━━━ Reading text ━━━

Skip to content

Example of Feed Forward Network using mlpack

Abhinav Gupta edited this page Apr 19, 2016 · 3 revisions

[Information about dataset]

This dataset represents a set of possible advertisements on Internet pages.

This dataset represents a set of possible advertisements on Internet pages. The features encode the geometry of the image (if available) as well as phrases occuring in the URL, the image's URL and alt text, the anchor text, and words occuring near the anchor text. The task is to predict whether an image is an advertisement ("ad") or not ("nonad").

Dataset fetched from: http://archive.ics.uci.edu/ml/datasets/Internet+Advertisements [1]

[1] Lichman, M. (2013). UCI Machine Learning Repository [http://archive.ics.uci.edu/ml]. Irvine, CA: University of California, School of Information and Computer Science.

[Information about FFN]

Feed Forward neural nets (FFNN) are the simplest for of Neural Networks. In FFNN there is an input layer followed by hidden layers and output layer. Every unit from one layer is connected to every unit in the next layer, without any connections among units within a layer.

Input layer: takes feature vector as input to the network Hidden layer: Values of parameters in hidden layer are used to apply the model on the given
dataset Output layer: returns the output (In this case the classification vector)

[Dataset preprocessing steps]

For missing values in Height and Width attributes, most frequent values are used. For the binary attributes 0 (False) is used to fill the missing values. For classification ad is denoted by 1 and nonad by 0

(Note : Right now data has been preprocessed using pandas in python. Preprocessing can be implemented using armadillo library, that will encourage users to preprocess data using mlpack’s tools. )

[Example - code]

#include <mlpack/core.hpp>

#include <mlpack/methods/ann/activation_functions/logistic_function.hpp>
#include <mlpack/methods/ann/activation_functions/tanh_function.hpp>

#include <mlpack/methods/ann/init_rules/random_init.hpp>

#include <mlpack/methods/ann/layer/bias_layer.hpp>
#include <mlpack/methods/ann/layer/linear_layer.hpp>
#include <mlpack/methods/ann/layer/base_layer.hpp>
#include <mlpack/methods/ann/layer/dropout_layer.hpp>
#include <mlpack/methods/ann/layer/binary_classification_layer.hpp>

#include <mlpack/methods/ann/ffn.hpp>
#include <mlpack/methods/ann/performance_functions/mse_function.hpp>
#include <mlpack/core/optimizers/rmsprop/rmsprop.hpp>
#include <mlpack/methods/pca/pca.hpp>

using namespace mlpack;
using namespace mlpack::ann;
using namespace mlpack::optimization;
using namespace arma;
using namespace mlpack::pca;

template<
    typename PerformanceFunction,
    typename OutputLayerType,
    typename PerformanceFunctionType,
    typename MatType = arma::mat
>
double BuildNetwork(MatType& trainData,
                         MatType& trainLabels,
                         MatType& testData,
                         MatType& testLabels,
                         const size_t hiddenLayerSize,
                         const size_t maxEpochs,
                         const double classificationErrorThreshold)

━━━ Excerpted records ━━━

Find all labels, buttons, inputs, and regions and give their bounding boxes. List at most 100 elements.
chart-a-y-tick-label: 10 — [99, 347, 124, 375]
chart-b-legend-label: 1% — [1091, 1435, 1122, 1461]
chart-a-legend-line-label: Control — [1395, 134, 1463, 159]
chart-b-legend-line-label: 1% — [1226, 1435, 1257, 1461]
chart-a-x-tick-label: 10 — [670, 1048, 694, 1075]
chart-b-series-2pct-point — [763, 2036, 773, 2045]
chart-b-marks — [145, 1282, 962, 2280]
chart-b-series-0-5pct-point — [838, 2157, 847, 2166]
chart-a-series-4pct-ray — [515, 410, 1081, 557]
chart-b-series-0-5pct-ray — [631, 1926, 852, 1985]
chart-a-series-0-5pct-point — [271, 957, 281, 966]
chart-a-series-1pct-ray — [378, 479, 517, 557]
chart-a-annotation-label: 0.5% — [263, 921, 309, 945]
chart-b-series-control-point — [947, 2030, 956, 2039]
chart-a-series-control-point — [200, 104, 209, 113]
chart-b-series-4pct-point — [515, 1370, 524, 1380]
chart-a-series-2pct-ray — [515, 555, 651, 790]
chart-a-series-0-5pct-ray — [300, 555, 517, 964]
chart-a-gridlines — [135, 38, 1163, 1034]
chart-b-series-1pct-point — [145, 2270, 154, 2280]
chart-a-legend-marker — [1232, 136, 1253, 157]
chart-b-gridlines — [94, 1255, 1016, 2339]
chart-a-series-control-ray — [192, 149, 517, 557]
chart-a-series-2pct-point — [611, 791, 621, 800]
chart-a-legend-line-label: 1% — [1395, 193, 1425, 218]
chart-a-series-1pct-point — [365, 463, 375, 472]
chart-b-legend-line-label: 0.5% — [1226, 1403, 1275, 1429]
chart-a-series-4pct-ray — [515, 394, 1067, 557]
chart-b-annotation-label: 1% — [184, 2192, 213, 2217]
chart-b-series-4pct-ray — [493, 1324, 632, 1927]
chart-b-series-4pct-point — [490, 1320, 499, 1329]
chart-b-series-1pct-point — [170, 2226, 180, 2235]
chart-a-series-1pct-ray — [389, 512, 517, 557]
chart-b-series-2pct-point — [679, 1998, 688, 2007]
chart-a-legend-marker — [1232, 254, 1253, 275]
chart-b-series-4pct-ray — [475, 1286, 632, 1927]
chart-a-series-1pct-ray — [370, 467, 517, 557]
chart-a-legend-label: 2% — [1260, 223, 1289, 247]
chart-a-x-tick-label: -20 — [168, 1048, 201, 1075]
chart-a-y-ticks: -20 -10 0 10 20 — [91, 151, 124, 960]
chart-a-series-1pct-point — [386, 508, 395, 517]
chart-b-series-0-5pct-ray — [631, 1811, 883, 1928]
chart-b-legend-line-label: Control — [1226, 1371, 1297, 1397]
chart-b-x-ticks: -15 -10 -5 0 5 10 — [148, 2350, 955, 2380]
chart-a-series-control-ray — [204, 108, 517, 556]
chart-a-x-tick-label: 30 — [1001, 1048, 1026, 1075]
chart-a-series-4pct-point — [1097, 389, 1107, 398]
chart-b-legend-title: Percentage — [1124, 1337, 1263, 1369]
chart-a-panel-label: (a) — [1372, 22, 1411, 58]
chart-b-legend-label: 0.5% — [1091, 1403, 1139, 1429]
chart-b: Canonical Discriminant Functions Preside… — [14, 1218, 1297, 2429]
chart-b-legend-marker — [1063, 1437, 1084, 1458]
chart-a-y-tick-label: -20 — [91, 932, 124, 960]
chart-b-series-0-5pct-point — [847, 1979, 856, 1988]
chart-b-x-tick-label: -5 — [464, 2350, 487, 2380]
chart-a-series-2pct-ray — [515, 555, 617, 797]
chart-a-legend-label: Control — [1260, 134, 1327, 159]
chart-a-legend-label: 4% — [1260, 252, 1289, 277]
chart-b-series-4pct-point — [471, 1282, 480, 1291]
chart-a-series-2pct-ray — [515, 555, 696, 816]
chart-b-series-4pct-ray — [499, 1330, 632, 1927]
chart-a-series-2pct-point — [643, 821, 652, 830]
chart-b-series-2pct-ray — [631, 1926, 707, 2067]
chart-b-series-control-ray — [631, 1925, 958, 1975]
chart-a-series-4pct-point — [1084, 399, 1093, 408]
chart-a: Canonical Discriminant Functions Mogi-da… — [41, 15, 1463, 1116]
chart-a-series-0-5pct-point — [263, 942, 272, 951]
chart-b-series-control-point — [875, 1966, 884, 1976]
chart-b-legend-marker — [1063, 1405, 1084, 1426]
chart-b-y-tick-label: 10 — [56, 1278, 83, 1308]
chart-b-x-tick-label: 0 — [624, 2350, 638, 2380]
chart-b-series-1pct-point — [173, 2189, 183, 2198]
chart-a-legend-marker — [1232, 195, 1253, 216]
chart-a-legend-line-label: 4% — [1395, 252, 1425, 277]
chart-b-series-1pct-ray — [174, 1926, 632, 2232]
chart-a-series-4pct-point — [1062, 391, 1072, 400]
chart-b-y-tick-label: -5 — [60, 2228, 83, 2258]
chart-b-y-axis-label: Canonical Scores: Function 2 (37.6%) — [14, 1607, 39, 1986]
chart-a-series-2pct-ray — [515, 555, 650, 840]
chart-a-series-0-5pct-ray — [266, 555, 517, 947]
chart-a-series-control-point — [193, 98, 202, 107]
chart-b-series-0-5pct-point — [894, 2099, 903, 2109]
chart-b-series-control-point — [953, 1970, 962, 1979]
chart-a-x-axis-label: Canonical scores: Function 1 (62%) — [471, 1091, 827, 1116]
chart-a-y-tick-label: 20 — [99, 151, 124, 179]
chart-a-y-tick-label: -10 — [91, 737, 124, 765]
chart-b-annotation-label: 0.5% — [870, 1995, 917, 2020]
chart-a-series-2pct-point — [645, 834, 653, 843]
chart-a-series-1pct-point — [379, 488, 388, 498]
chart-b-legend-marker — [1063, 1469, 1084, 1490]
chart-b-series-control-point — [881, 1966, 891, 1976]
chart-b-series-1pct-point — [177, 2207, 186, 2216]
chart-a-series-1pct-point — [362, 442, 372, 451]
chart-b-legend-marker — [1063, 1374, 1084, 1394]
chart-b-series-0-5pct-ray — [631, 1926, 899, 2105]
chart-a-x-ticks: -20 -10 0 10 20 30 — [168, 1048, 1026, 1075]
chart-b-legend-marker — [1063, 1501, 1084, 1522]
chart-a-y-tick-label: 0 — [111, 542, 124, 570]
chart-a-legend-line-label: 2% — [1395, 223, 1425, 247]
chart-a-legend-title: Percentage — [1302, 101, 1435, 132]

━━━

Please return, word for word, the passage of the mlpack feed forward network page from "Example of Feed" to "and Computer Science.".

Finished answer.
Example of Feed Forward Network using mlpack

Abhinav Gupta edited this page Apr 19, 2016 · 3 revisions

[Information about dataset]

This dataset represents a set of possible advertisements on Internet pages.

This dataset represents a set of possible advertisements on Internet pages. The features encode the geometry of the image (if available) as well as phrases occuring in the URL, the image's URL and alt text, the anchor text, and words occuring near the anchor text. The task is to predict whether an image is an advertisement ("ad") or not ("nonad").

Dataset fetched from: http://archive.ics.uci.edu/ml/datasets/Internet+Advertisements [1]

[1] Lichman, M. (2013). UCI Machine Learning Repository [http://archive.ics.uci.edu/ml]. Irvine, CA: University of California, School of Information and Computer Science.